* WHAT IS ASKED: A line counts if it contains the string "part"; say how many such lines there are, giving only the number.

* INPUT FOR THIS TASK:
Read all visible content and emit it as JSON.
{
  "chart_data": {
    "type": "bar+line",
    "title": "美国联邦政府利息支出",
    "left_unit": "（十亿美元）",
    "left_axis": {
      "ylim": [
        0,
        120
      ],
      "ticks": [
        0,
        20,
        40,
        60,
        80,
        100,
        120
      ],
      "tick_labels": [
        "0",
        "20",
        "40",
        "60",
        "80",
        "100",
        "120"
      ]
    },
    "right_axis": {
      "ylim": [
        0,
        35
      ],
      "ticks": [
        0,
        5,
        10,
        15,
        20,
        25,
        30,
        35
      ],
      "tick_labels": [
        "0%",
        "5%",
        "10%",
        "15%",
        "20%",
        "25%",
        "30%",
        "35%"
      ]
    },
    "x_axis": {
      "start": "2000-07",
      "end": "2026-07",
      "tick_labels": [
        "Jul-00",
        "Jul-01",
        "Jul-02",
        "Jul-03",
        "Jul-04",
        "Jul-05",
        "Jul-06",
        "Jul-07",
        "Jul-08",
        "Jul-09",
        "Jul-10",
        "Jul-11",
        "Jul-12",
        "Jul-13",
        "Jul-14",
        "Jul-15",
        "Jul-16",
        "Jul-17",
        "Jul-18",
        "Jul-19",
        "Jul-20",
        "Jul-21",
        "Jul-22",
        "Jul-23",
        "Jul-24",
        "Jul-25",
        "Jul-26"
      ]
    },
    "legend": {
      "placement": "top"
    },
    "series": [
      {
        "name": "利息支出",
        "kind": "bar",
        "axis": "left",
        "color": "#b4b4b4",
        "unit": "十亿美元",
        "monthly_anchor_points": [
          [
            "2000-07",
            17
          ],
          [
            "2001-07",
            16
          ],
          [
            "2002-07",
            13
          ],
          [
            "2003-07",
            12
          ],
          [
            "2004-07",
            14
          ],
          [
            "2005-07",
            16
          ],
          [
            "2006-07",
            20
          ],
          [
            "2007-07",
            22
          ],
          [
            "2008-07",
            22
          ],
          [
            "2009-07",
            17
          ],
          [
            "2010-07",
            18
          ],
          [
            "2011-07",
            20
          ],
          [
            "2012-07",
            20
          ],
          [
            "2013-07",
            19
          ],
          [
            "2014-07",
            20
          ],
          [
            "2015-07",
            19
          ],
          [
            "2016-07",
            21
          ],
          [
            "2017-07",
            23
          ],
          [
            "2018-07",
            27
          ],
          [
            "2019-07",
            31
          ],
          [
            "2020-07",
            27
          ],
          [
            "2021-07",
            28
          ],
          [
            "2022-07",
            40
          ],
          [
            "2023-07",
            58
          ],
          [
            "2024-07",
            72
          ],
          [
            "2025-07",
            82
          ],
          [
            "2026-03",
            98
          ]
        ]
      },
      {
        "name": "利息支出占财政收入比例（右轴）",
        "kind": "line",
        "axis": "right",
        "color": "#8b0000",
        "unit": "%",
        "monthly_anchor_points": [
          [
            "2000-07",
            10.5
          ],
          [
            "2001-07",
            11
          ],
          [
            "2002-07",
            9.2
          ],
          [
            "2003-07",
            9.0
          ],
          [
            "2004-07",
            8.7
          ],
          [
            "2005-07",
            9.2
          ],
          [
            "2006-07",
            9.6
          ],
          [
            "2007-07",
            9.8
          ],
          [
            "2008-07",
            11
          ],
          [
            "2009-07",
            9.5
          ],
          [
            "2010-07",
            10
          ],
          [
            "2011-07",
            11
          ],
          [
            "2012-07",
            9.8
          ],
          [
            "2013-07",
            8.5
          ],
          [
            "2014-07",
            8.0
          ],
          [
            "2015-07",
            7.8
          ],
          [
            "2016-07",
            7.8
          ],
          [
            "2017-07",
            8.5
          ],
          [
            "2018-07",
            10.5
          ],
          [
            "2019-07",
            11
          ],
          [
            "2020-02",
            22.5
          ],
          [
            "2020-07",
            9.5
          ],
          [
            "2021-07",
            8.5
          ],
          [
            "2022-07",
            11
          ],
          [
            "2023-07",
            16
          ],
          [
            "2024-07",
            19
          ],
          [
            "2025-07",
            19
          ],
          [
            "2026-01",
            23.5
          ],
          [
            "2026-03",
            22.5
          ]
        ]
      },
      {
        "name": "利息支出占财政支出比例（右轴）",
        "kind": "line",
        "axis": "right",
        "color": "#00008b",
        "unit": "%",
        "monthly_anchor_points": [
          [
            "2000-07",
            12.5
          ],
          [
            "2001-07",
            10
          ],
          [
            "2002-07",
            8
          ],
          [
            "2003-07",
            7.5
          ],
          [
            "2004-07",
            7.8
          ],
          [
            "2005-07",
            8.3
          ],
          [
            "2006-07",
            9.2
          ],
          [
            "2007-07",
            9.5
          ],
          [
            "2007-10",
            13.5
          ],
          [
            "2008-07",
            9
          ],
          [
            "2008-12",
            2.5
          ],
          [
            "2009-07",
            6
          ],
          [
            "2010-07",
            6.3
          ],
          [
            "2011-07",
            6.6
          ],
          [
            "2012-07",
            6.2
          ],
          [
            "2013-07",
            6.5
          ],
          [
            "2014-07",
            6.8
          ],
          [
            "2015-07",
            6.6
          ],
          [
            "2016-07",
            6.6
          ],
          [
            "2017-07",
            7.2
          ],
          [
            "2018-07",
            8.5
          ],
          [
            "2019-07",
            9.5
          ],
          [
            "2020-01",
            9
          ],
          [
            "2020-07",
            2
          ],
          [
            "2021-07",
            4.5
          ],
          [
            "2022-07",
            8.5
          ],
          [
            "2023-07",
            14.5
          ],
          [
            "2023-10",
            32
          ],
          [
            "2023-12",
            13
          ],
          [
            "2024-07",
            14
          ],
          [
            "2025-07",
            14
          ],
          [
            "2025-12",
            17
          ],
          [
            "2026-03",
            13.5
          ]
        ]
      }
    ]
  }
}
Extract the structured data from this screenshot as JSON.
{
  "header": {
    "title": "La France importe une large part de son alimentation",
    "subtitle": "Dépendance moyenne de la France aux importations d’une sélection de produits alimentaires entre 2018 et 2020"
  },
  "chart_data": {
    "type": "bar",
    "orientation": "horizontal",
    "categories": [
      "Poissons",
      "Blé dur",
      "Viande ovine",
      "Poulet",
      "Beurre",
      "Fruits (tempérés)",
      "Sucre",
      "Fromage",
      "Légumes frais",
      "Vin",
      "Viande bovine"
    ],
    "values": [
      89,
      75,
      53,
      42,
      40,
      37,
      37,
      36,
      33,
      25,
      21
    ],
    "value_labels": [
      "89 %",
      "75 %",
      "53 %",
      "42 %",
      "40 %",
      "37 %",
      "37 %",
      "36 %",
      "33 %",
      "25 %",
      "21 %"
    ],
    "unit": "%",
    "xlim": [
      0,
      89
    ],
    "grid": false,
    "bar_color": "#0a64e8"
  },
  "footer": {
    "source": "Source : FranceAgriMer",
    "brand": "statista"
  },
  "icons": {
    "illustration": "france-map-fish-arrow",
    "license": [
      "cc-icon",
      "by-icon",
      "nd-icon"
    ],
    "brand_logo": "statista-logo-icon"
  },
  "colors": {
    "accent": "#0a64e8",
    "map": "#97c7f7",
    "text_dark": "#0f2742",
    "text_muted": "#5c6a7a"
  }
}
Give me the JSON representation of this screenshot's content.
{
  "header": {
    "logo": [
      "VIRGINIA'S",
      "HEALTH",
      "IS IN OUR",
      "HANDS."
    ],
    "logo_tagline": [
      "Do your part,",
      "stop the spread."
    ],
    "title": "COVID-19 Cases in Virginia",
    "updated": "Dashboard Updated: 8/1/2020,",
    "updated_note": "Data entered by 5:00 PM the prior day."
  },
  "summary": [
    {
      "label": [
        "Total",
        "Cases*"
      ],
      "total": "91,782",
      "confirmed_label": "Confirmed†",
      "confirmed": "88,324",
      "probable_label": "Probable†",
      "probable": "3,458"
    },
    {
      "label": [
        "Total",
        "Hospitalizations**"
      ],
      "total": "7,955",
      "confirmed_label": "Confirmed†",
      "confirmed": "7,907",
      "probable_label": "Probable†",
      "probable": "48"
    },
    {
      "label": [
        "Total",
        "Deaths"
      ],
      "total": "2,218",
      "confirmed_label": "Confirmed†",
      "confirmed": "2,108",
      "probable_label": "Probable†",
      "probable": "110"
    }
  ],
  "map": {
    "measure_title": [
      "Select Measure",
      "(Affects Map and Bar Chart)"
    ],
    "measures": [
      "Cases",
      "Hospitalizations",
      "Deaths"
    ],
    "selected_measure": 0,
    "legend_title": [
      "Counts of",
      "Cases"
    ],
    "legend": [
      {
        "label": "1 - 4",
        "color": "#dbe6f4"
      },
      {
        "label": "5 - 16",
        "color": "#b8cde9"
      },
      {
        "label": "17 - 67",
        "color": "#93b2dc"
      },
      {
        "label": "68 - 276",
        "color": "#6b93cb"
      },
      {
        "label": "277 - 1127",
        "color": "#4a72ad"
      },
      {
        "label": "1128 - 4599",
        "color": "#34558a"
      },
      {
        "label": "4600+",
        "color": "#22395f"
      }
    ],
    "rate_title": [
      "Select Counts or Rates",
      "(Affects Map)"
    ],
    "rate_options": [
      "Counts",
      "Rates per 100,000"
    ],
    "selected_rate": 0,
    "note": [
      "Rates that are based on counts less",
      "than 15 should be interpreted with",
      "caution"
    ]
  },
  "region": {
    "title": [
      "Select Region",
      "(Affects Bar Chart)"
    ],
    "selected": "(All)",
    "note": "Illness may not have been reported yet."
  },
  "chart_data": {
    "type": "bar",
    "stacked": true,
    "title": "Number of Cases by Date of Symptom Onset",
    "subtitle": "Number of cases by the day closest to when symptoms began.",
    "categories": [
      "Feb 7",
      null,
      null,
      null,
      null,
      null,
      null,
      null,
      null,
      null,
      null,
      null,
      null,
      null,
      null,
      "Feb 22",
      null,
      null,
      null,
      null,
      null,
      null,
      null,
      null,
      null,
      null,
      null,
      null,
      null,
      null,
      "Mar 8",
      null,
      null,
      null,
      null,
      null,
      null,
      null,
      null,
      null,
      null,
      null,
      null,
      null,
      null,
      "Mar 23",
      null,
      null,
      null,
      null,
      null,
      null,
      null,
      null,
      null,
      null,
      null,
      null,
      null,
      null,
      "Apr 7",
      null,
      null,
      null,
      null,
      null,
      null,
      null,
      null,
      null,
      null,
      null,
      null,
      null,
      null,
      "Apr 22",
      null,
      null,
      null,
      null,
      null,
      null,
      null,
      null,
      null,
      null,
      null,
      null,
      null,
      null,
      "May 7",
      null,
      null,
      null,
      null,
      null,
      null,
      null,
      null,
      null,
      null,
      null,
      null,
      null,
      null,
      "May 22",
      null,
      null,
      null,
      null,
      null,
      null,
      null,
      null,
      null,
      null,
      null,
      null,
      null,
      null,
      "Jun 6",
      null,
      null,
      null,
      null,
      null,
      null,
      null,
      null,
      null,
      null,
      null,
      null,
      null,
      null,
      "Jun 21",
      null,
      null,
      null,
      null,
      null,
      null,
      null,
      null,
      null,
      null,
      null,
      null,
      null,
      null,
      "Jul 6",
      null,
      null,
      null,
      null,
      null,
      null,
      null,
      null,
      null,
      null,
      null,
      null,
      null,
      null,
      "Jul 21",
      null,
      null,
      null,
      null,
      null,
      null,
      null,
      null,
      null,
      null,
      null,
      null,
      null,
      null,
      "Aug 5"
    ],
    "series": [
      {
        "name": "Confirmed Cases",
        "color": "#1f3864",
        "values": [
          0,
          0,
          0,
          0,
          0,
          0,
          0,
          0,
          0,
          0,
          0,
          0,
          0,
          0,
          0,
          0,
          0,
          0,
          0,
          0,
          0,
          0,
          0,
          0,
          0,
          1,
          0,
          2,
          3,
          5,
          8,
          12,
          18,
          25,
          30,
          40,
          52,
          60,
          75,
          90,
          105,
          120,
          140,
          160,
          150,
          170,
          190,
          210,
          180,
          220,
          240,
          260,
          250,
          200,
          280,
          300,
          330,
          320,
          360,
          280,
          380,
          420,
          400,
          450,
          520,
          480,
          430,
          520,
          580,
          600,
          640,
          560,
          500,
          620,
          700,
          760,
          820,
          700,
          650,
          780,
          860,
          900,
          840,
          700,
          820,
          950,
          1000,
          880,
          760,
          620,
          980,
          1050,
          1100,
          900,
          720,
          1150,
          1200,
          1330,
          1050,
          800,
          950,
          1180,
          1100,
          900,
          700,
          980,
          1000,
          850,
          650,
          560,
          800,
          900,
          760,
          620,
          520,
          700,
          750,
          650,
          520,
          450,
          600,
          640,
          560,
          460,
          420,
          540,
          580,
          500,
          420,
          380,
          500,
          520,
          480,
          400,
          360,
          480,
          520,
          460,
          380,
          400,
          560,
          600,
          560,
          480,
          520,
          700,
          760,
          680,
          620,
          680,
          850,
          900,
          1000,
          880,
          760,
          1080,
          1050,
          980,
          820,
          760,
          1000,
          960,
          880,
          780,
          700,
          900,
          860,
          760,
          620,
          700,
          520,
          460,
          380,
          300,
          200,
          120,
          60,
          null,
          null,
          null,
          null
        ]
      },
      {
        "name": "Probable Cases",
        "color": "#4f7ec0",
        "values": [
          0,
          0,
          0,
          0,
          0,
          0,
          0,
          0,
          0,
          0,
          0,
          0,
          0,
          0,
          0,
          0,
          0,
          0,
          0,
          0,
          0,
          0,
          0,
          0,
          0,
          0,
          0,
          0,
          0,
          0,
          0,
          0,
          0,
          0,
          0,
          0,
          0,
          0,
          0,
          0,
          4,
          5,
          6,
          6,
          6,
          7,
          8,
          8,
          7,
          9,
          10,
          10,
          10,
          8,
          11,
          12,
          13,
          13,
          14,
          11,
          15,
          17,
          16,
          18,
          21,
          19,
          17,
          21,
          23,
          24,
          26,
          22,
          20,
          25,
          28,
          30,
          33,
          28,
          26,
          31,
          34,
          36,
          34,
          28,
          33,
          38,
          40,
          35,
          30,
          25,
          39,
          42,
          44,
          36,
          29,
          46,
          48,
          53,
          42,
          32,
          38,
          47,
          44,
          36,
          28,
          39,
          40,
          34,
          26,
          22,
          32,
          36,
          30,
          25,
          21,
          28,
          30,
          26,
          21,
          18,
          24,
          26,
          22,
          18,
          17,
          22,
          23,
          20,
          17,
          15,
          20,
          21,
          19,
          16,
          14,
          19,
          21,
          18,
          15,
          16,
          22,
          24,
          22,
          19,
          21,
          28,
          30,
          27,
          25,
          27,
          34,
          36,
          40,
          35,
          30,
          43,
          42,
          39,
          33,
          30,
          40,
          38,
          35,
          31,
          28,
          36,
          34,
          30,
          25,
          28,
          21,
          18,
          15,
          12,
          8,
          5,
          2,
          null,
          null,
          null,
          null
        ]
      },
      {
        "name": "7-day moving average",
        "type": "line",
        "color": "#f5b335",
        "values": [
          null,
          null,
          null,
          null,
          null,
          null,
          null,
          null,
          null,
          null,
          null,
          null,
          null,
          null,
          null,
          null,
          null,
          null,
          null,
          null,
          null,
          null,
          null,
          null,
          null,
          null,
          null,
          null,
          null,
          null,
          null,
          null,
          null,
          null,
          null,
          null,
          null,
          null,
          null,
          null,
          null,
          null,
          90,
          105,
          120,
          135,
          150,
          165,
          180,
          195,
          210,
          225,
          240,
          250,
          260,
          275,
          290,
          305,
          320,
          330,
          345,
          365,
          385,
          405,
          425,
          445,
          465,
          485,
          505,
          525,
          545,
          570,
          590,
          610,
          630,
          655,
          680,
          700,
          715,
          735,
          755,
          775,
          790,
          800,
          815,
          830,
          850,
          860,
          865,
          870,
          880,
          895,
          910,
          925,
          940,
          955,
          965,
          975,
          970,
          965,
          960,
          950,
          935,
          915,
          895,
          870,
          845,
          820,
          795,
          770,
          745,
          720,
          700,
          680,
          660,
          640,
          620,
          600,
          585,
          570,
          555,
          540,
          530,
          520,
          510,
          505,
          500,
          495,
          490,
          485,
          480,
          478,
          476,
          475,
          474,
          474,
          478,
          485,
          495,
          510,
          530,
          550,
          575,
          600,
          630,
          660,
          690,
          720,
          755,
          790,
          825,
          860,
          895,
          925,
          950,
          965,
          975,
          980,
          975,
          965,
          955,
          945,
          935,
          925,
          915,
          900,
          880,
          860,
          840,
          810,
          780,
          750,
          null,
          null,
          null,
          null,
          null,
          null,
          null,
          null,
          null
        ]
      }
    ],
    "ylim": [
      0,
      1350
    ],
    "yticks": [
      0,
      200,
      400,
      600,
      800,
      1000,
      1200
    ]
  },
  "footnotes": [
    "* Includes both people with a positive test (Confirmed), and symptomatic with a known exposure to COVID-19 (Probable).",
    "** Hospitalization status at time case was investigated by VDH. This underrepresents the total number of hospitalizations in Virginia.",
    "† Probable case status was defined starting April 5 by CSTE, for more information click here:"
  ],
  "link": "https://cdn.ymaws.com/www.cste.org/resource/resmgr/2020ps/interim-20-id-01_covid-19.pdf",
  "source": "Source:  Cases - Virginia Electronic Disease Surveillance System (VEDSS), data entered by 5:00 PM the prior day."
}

* THE OUTPUT: 2